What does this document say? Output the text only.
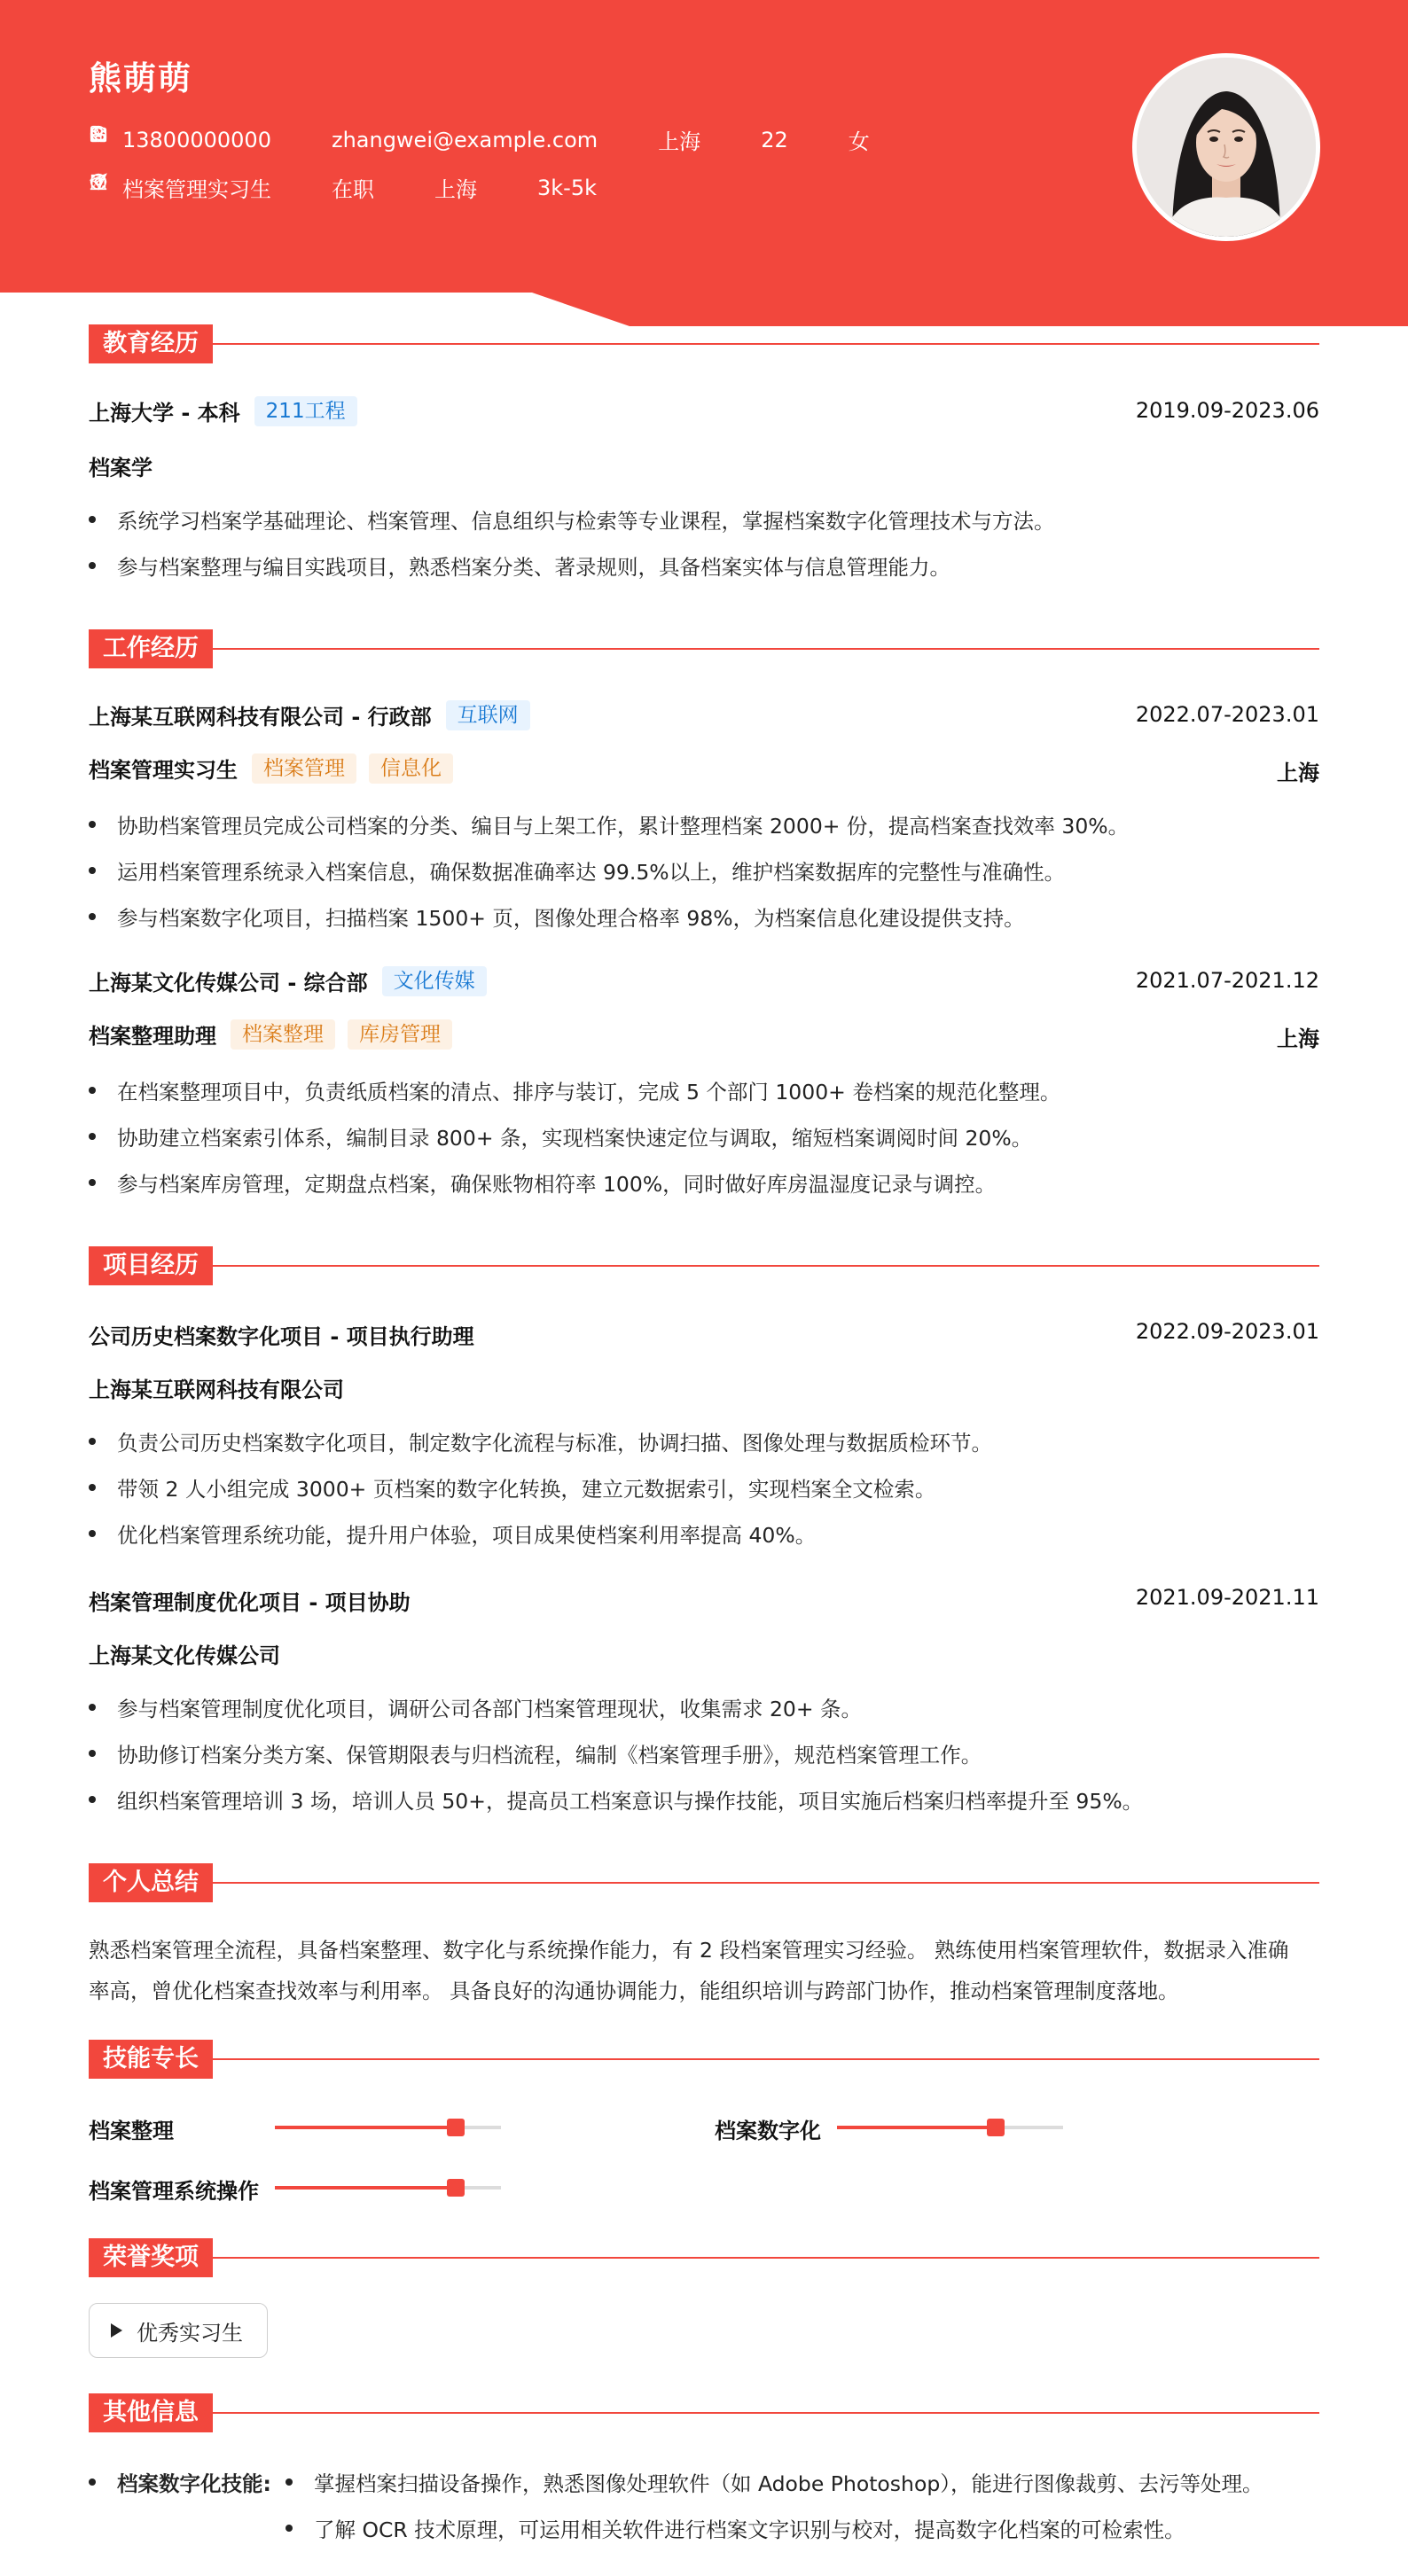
熊萌萌
13800000000	zhangwei@example.com	上海	22	女
档案管理实习生	在职	上海	3k-5k
教育经历
上海大学 - 本科	211工程	2019.09-2023.06
档案学
系统学习档案学基础理论、档案管理、信息组织与检索等专业课程，掌握档案数字化管理技术与方法。
参与档案整理与编目实践项目，熟悉档案分类、著录规则，具备档案实体与信息管理能力。
工作经历
上海某互联网科技有限公司 - 行政部	互联网	2022.07-2023.01
档案管理实习生	档案管理	信息化	上海
协助档案管理员完成公司档案的分类、编目与上架工作，累计整理档案 2000+ 份，提高档案查找效率 30%。
运用档案管理系统录入档案信息，确保数据准确率达 99.5%以上，维护档案数据库的完整性与准确性。
参与档案数字化项目，扫描档案 1500+ 页，图像处理合格率 98%，为档案信息化建设提供支持。
上海某文化传媒公司 - 综合部	文化传媒	2021.07-2021.12
档案整理助理	档案整理	库房管理	上海
在档案整理项目中，负责纸质档案的清点、排序与装订，完成 5 个部门 1000+ 卷档案的规范化整理。
协助建立档案索引体系，编制目录 800+ 条，实现档案快速定位与调取，缩短档案调阅时间 20%。
参与档案库房管理，定期盘点档案，确保账物相符率 100%，同时做好库房温湿度记录与调控。
项目经历
公司历史档案数字化项目 - 项目执行助理	2022.09-2023.01
上海某互联网科技有限公司
负责公司历史档案数字化项目，制定数字化流程与标准，协调扫描、图像处理与数据质检环节。
带领 2 人小组完成 3000+ 页档案的数字化转换，建立元数据索引，实现档案全文检索。
优化档案管理系统功能，提升用户体验，项目成果使档案利用率提高 40%。
档案管理制度优化项目 - 项目协助	2021.09-2021.11
上海某文化传媒公司
参与档案管理制度优化项目，调研公司各部门档案管理现状，收集需求 20+ 条。
协助修订档案分类方案、保管期限表与归档流程，编制《档案管理手册》，规范档案管理工作。
组织档案管理培训 3 场，培训人员 50+，提高员工档案意识与操作技能，项目实施后档案归档率提升至 95%。
个人总结
熟悉档案管理全流程，具备档案整理、数字化与系统操作能力，有 2 段档案管理实习经验。 熟练使用档案管理软件，数据录入准确
率高，曾优化档案查找效率与利用率。 具备良好的沟通协调能力，能组织培训与跨部门协作，推动档案管理制度落地。
技能专长
档案整理	档案数字化
档案管理系统操作
荣誉奖项
优秀实习生
其他信息
档案数字化技能:	掌握档案扫描设备操作，熟悉图像处理软件（如 Adobe Photoshop），能进行图像裁剪、去污等处理。
了解 OCR 技术原理，可运用相关软件进行档案文字识别与校对，提高数字化档案的可检索性。
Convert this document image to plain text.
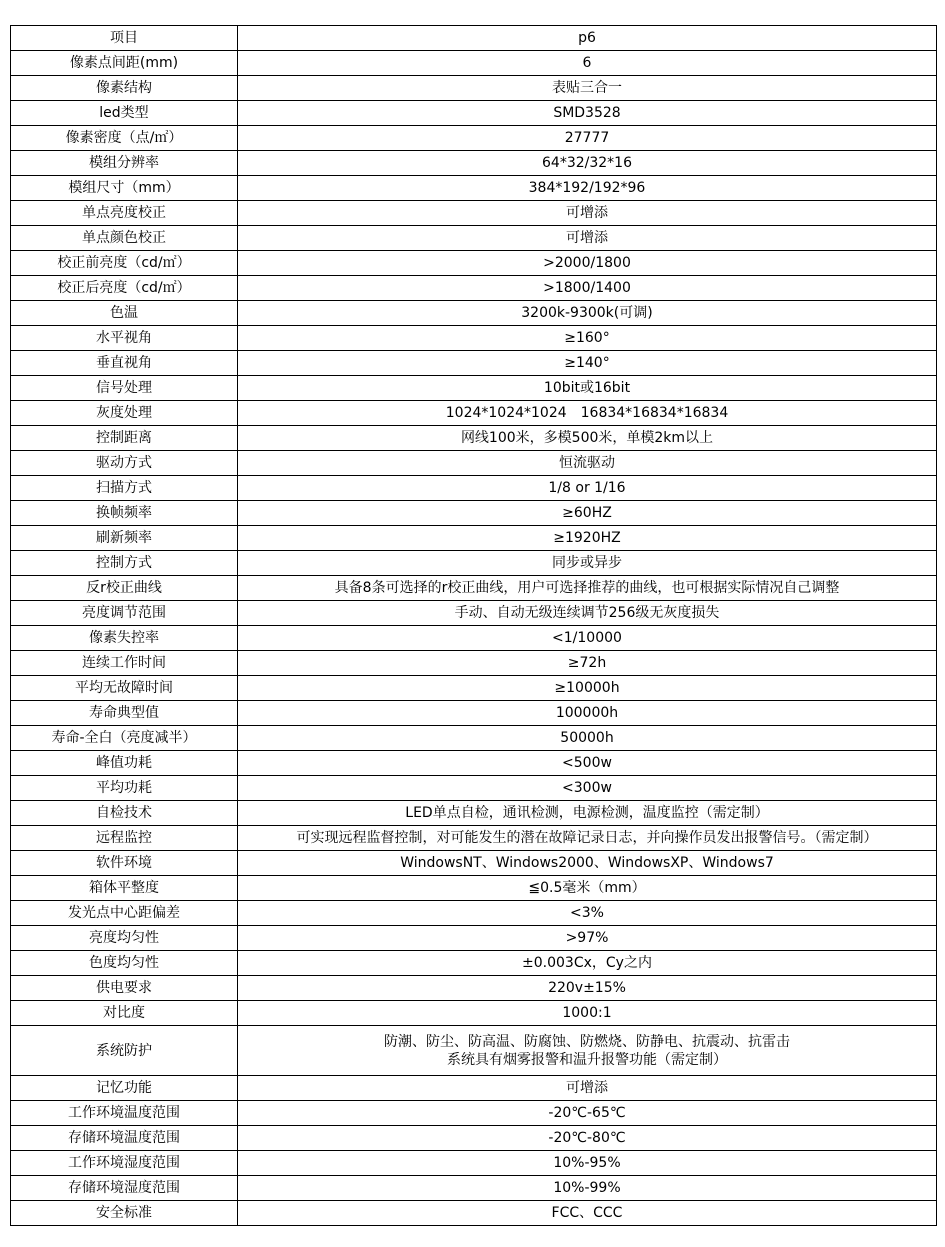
项目	p6
像素点间距(mm)	6
像素结构	表贴三合一
led类型	SMD3528
像素密度（点/㎡）	27777
模组分辨率	64*32/32*16
模组尺寸（mm）	384*192/192*96
单点亮度校正	可增添
单点颜色校正	可增添
校正前亮度（cd/㎡）	>2000/1800
校正后亮度（cd/㎡）	>1800/1400
色温	3200k-9300k(可调)
水平视角	≥160°
垂直视角	≥140°
信号处理	10bit或16bit
灰度处理	1024*1024*1024　16834*16834*16834
控制距离	网线100米，多模500米，单模2km以上
驱动方式	恒流驱动
扫描方式	1/8 or 1/16
换帧频率	≥60HZ
刷新频率	≥1920HZ
控制方式	同步或异步
反r校正曲线	具备8条可选择的r校正曲线，用户可选择推荐的曲线，也可根据实际情况自己调整
亮度调节范围	手动、自动无级连续调节256级无灰度损失
像素失控率	<1/10000
连续工作时间	≥72h
平均无故障时间	≥10000h
寿命典型值	100000h
寿命-全白（亮度减半）	50000h
峰值功耗	<500w
平均功耗	<300w
自检技术	LED单点自检，通讯检测，电源检测，温度监控（需定制）
远程监控	可实现远程监督控制，对可能发生的潜在故障记录日志，并向操作员发出报警信号。（需定制）
软件环境	WindowsNT、Windows2000、WindowsXP、Windows7
箱体平整度	≦0.5毫米（mm）
发光点中心距偏差	<3%
亮度均匀性	>97%
色度均匀性	±0.003Cx，Cy之内
供电要求	220v±15%
对比度	1000:1
系统防护	防潮、防尘、防高温、防腐蚀、防燃烧、防静电、抗震动、抗雷击
系统具有烟雾报警和温升报警功能（需定制）

记忆功能	可增添
工作环境温度范围	-20℃-65℃
存储环境温度范围	-20℃-80℃
工作环境湿度范围	10%-95%
存储环境湿度范围	10%-99%
安全标准	FCC、CCC
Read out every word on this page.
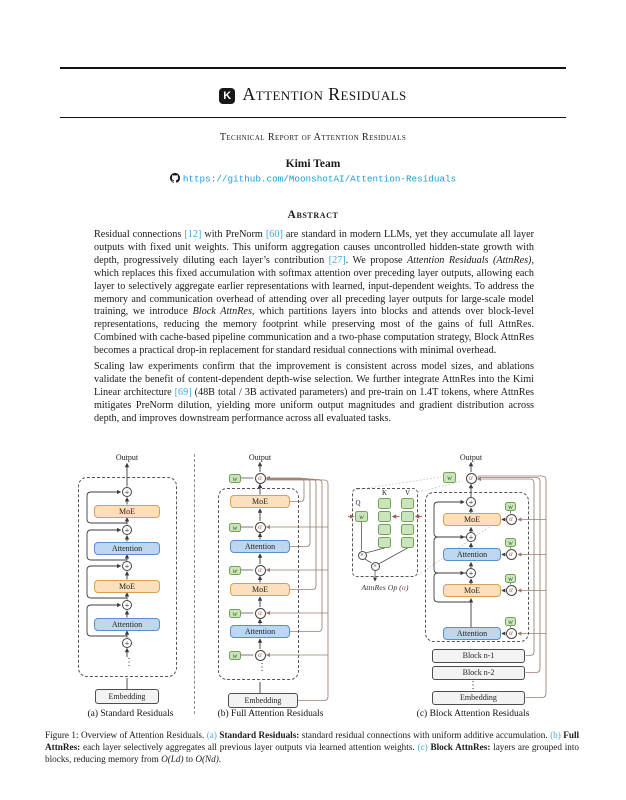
K Attention Residuals
Technical Report of Attention Residuals
Kimi Team
https://github.com/MoonshotAI/Attention-Residuals
Abstract

Residual connections [12] with PreNorm [60] are standard in modern LLMs, yet they accumulate all layer outputs with fixed unit weights. This uniform aggregation causes uncontrolled hidden-state growth with depth, progressively diluting each layer’s contribution [27]. We propose Attention Residuals (AttnRes), which replaces this fixed accumulation with softmax attention over preceding layer outputs, allowing each layer to selectively aggregate earlier representations with learned, input-dependent weights. To address the memory and communication overhead of attending over all preceding layer outputs for large-scale model training, we introduce Block AttnRes, which partitions layers into blocks and attends over block-level representations, reducing the memory footprint while preserving most of the gains of full AttnRes. Combined with cache-based pipeline communication and a two-phase computation strategy, Block AttnRes becomes a practical drop-in replacement for standard residual connections with minimal overhead.

Scaling law experiments confirm that the improvement is consistent across model sizes, and ablations validate the benefit of content-dependent depth-wise selection. We further integrate AttnRes into the Kimi Linear architecture [69] (48B total / 3B activated parameters) and pre-train on 1.4T tokens, where AttnRes mitigates PreNorm dilution, yielding more uniform output magnitudes and gradient distribution across depth, and improves downstream performance across all evaluated tasks.

Output
+
MoE
+
Attention
+
MoE
+
Attention
+
⋮
Embedding
(a) Standard Residuals
Output
w	α
MoE
w	α
Attention
w	α
MoE
w	α
Attention
w	α
⋮
Embedding
(b) Full Attention Residuals
Q
w
K	V
×
×
AttnRes Op (α)
Output
w	α
+
MoE
w
α
+
Attention
w
α
+
MoE
w
α
Attention
w
α
Block n-1
Block n-2
⋮
Embedding
(c) Block Attention Residuals
Figure 1: Overview of Attention Residuals. (a) Standard Residuals: standard residual connections with uniform additive accumulation. (b) Full AttnRes: each layer selectively aggregates all previous layer outputs via learned attention weights. (c) Block AttnRes: layers are grouped into blocks, reducing memory from O(Ld) to O(Nd).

** What you have to do **
Repeat the material above in full and unchanged, minus its images.

** Correct result **
What does this document say? Output the text only.
熊萌萌
13800000000	zhangwei@example.com	上海	22	女
档案管理实习生	在职	上海	3k-5k
教育经历
上海大学 - 本科	211工程	2019.09-2023.06
档案学
系统学习档案学基础理论、档案管理、信息组织与检索等专业课程，掌握档案数字化管理技术与方法。
参与档案整理与编目实践项目，熟悉档案分类、著录规则，具备档案实体与信息管理能力。
工作经历
上海某互联网科技有限公司 - 行政部	互联网	2022.07-2023.01
档案管理实习生	档案管理	信息化	上海
协助档案管理员完成公司档案的分类、编目与上架工作，累计整理档案 2000+ 份，提高档案查找效率 30%。
运用档案管理系统录入档案信息，确保数据准确率达 99.5%以上，维护档案数据库的完整性与准确性。
参与档案数字化项目，扫描档案 1500+ 页，图像处理合格率 98%，为档案信息化建设提供支持。
上海某文化传媒公司 - 综合部	文化传媒	2021.07-2021.12
档案整理助理	档案整理	库房管理	上海
在档案整理项目中，负责纸质档案的清点、排序与装订，完成 5 个部门 1000+ 卷档案的规范化整理。
协助建立档案索引体系，编制目录 800+ 条，实现档案快速定位与调取，缩短档案调阅时间 20%。
参与档案库房管理，定期盘点档案，确保账物相符率 100%，同时做好库房温湿度记录与调控。
项目经历
公司历史档案数字化项目 - 项目执行助理	2022.09-2023.01
上海某互联网科技有限公司
负责公司历史档案数字化项目，制定数字化流程与标准，协调扫描、图像处理与数据质检环节。
带领 2 人小组完成 3000+ 页档案的数字化转换，建立元数据索引，实现档案全文检索。
优化档案管理系统功能，提升用户体验，项目成果使档案利用率提高 40%。
档案管理制度优化项目 - 项目协助	2021.09-2021.11
上海某文化传媒公司
参与档案管理制度优化项目，调研公司各部门档案管理现状，收集需求 20+ 条。
协助修订档案分类方案、保管期限表与归档流程，编制《档案管理手册》，规范档案管理工作。
组织档案管理培训 3 场，培训人员 50+，提高员工档案意识与操作技能，项目实施后档案归档率提升至 95%。
个人总结
熟悉档案管理全流程，具备档案整理、数字化与系统操作能力，有 2 段档案管理实习经验。 熟练使用档案管理软件，数据录入准确
率高，曾优化档案查找效率与利用率。 具备良好的沟通协调能力，能组织培训与跨部门协作，推动档案管理制度落地。
技能专长
档案整理	档案数字化
档案管理系统操作
荣誉奖项
优秀实习生
其他信息
档案数字化技能:	掌握档案扫描设备操作，熟悉图像处理软件（如 Adobe Photoshop），能进行图像裁剪、去污等处理。
了解 OCR 技术原理，可运用相关软件进行档案文字识别与校对，提高数字化档案的可检索性。
Convert this document image to plain text.
项目	p6
像素点间距(mm)	6
像素结构	表贴三合一
led类型	SMD3528
像素密度（点/㎡）	27777
模组分辨率	64*32/32*16
模组尺寸（mm）	384*192/192*96
单点亮度校正	可增添
单点颜色校正	可增添
校正前亮度（cd/㎡）	>2000/1800
校正后亮度（cd/㎡）	>1800/1400
色温	3200k-9300k(可调)
水平视角	≥160°
垂直视角	≥140°
信号处理	10bit或16bit
灰度处理	1024*1024*1024　16834*16834*16834
控制距离	网线100米，多模500米，单模2km以上
驱动方式	恒流驱动
扫描方式	1/8 or 1/16
换帧频率	≥60HZ
刷新频率	≥1920HZ
控制方式	同步或异步
反r校正曲线	具备8条可选择的r校正曲线，用户可选择推荐的曲线，也可根据实际情况自己调整
亮度调节范围	手动、自动无级连续调节256级无灰度损失
像素失控率	<1/10000
连续工作时间	≥72h
平均无故障时间	≥10000h
寿命典型值	100000h
寿命-全白（亮度减半）	50000h
峰值功耗	<500w
平均功耗	<300w
自检技术	LED单点自检，通讯检测，电源检测，温度监控（需定制）
远程监控	可实现远程监督控制，对可能发生的潜在故障记录日志，并向操作员发出报警信号。（需定制）
软件环境	WindowsNT、Windows2000、WindowsXP、Windows7
箱体平整度	≦0.5毫米（mm）
发光点中心距偏差	<3%
亮度均匀性	>97%
色度均匀性	±0.003Cx，Cy之内
供电要求	220v±15%
对比度	1000:1
系统防护	防潮、防尘、防高温、防腐蚀、防燃烧、防静电、抗震动、抗雷击
系统具有烟雾报警和温升报警功能（需定制）

记忆功能	可增添
工作环境温度范围	-20℃-65℃
存储环境温度范围	-20℃-80℃
工作环境湿度范围	10%-95%
存储环境湿度范围	10%-99%
安全标准	FCC、CCC
Read out every word on this page.
K Attention Residuals
Technical Report of Attention Residuals
Kimi Team
https://github.com/MoonshotAI/Attention-Residuals
Abstract

Residual connections [12] with PreNorm [60] are standard in modern LLMs, yet they accumulate all layer outputs with fixed unit weights. This uniform aggregation causes uncontrolled hidden-state growth with depth, progressively diluting each layer’s contribution [27]. We propose Attention Residuals (AttnRes), which replaces this fixed accumulation with softmax attention over preceding layer outputs, allowing each layer to selectively aggregate earlier representations with learned, input-dependent weights. To address the memory and communication overhead of attending over all preceding layer outputs for large-scale model training, we introduce Block AttnRes, which partitions layers into blocks and attends over block-level representations, reducing the memory footprint while preserving most of the gains of full AttnRes. Combined with cache-based pipeline communication and a two-phase computation strategy, Block AttnRes becomes a practical drop-in replacement for standard residual connections with minimal overhead.

Scaling law experiments confirm that the improvement is consistent across model sizes, and ablations validate the benefit of content-dependent depth-wise selection. We further integrate AttnRes into the Kimi Linear architecture [69] (48B total / 3B activated parameters) and pre-train on 1.4T tokens, where AttnRes mitigates PreNorm dilution, yielding more uniform output magnitudes and gradient distribution across depth, and improves downstream performance across all evaluated tasks.

Output
+
MoE
+
Attention
+
MoE
+
Attention
+
⋮
Embedding
(a) Standard Residuals
Output
w	α
MoE
w	α
Attention
w	α
MoE
w	α
Attention
w	α
⋮
Embedding
(b) Full Attention Residuals
Q
w
K	V
×
×
AttnRes Op (α)
Output
w	α
+
MoE
w
α
+
Attention
w
α
+
MoE
w
α
Attention
w
α
Block n-1
Block n-2
⋮
Embedding
(c) Block Attention Residuals
Figure 1: Overview of Attention Residuals. (a) Standard Residuals: standard residual connections with uniform additive accumulation. (b) Full AttnRes: each layer selectively aggregates all previous layer outputs via learned attention weights. (c) Block AttnRes: layers are grouped into blocks, reducing memory from O(Ld) to O(Nd).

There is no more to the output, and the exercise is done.